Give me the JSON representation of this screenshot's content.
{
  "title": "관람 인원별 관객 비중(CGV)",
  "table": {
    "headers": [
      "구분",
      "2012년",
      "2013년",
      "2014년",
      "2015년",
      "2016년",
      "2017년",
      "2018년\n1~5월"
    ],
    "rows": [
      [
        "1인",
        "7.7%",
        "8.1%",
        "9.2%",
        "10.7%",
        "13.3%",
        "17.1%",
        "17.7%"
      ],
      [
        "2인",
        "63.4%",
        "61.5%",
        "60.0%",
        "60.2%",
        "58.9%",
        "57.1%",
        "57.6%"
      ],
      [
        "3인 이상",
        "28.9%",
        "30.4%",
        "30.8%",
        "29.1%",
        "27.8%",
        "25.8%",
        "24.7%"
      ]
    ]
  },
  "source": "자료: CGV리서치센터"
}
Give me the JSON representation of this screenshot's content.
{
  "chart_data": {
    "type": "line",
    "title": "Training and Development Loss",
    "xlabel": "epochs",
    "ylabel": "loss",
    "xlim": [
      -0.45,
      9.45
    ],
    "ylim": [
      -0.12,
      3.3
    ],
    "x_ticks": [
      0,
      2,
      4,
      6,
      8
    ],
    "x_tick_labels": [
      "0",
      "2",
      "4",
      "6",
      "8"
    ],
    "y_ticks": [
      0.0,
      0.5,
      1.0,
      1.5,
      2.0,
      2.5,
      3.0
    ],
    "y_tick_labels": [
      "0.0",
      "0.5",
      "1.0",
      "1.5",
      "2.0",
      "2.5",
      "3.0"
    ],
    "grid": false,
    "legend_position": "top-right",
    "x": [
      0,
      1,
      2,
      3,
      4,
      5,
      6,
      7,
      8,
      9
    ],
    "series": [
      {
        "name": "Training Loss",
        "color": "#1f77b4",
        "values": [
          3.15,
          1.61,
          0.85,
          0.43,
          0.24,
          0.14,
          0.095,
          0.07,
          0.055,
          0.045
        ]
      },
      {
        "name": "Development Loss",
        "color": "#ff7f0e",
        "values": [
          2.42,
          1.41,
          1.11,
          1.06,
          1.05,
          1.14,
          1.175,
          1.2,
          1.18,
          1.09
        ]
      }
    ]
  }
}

┄┄┄┄┄┄

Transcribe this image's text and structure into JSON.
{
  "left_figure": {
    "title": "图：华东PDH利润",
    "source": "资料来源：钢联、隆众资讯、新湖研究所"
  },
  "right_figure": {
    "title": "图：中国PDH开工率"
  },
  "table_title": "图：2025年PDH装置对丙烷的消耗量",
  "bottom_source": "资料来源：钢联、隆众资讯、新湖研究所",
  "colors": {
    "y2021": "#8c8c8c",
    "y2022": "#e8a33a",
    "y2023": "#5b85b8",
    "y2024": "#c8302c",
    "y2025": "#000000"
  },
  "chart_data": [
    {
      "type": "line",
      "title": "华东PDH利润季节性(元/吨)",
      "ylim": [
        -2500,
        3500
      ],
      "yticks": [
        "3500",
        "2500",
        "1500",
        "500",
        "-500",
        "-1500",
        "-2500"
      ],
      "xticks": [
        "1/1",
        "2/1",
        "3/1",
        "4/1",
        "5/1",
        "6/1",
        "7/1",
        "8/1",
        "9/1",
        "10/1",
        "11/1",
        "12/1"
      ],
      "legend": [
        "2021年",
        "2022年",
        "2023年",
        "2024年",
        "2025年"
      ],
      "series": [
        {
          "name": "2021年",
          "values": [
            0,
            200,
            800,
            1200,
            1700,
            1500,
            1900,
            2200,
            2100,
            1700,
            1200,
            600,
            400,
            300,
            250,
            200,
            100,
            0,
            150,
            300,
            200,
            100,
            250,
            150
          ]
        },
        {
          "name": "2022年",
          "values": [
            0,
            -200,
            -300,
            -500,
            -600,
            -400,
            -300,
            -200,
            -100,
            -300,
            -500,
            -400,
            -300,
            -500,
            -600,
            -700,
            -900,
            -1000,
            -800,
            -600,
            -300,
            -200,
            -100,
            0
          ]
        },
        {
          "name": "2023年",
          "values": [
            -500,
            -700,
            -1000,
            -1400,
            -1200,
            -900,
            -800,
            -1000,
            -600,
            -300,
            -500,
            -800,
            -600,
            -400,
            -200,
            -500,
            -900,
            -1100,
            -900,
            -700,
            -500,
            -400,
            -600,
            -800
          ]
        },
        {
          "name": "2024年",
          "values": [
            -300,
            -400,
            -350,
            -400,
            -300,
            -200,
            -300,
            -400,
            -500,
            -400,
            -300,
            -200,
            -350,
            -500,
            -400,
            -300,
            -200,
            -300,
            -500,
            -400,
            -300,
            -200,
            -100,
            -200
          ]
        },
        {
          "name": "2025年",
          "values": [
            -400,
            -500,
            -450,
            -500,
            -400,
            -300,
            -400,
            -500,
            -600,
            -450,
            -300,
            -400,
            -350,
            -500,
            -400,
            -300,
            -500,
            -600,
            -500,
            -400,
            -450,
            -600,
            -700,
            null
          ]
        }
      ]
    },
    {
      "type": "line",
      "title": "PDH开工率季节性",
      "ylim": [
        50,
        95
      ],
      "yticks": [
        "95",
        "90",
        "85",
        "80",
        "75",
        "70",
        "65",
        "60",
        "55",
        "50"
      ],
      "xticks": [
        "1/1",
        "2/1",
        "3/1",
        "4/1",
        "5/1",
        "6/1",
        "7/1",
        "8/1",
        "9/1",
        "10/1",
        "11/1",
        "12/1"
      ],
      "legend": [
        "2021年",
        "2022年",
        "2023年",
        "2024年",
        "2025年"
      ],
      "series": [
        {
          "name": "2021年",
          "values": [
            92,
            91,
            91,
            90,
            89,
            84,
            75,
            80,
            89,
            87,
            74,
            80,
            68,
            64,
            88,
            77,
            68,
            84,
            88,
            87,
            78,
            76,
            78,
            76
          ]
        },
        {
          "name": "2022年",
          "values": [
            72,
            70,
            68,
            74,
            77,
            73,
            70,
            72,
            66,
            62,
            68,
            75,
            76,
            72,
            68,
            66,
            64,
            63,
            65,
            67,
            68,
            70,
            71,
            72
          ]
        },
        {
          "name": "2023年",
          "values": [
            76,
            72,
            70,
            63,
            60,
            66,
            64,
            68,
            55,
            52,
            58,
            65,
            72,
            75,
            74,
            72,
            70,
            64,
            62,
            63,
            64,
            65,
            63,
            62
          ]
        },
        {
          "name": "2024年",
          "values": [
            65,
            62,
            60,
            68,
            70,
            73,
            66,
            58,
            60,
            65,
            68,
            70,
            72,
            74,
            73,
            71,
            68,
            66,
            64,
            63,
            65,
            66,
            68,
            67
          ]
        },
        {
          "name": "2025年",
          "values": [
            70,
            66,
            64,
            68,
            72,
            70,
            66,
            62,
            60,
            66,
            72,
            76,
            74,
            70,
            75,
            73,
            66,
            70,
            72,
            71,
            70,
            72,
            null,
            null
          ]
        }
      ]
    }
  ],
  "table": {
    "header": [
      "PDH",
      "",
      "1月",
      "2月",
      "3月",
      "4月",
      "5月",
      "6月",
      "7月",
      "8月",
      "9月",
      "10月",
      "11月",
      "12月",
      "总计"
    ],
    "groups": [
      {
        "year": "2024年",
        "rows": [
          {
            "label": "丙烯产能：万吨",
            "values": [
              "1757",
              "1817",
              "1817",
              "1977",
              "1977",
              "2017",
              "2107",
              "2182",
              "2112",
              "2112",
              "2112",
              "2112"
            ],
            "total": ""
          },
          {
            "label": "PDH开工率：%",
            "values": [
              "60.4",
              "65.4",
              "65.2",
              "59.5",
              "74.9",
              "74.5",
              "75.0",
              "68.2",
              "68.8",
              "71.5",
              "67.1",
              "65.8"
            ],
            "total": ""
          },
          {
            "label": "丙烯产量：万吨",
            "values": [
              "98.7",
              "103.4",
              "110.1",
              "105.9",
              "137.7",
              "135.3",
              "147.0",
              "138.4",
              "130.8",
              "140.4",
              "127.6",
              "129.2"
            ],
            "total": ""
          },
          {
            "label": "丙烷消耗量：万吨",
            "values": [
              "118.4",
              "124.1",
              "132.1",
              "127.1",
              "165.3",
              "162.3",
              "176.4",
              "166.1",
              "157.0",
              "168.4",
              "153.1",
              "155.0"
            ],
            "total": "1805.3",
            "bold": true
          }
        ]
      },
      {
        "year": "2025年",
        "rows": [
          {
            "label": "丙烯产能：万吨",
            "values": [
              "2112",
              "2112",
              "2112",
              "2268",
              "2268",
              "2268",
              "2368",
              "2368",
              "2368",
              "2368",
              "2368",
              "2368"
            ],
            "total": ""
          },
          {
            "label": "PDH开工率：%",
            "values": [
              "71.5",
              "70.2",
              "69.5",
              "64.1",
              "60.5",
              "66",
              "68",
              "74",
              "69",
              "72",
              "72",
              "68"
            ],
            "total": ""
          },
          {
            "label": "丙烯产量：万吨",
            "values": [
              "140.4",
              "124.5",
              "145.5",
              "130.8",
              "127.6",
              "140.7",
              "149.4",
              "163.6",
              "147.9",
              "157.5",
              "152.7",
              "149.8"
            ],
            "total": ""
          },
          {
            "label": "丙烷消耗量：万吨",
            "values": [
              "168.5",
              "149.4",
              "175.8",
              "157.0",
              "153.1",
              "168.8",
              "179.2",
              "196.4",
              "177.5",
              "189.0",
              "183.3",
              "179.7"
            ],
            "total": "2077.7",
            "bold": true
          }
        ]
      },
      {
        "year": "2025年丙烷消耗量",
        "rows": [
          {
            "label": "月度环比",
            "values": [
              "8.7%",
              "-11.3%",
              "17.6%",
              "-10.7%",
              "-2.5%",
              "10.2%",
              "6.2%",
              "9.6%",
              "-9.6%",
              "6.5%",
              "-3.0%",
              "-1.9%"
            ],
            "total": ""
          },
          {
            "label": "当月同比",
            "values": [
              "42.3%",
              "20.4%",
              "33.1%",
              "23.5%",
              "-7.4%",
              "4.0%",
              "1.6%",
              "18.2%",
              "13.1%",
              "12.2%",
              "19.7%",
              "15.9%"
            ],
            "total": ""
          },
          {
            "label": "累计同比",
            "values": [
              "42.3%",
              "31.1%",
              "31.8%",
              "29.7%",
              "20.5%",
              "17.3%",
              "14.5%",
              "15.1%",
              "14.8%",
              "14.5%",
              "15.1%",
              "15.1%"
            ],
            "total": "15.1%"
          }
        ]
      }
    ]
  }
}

┄┄┄┄┄┄

#### WHAT YOU NEED TO DO:
Identify the lines of the entries containing the string "新湖研究所". Copy each such line.

#### OUTPUT OF THE TASK:
    "source": "资料来源：钢联、隆众资讯、新湖研究所"
  "bottom_source": "资料来源：钢联、隆众资讯、新湖研究所",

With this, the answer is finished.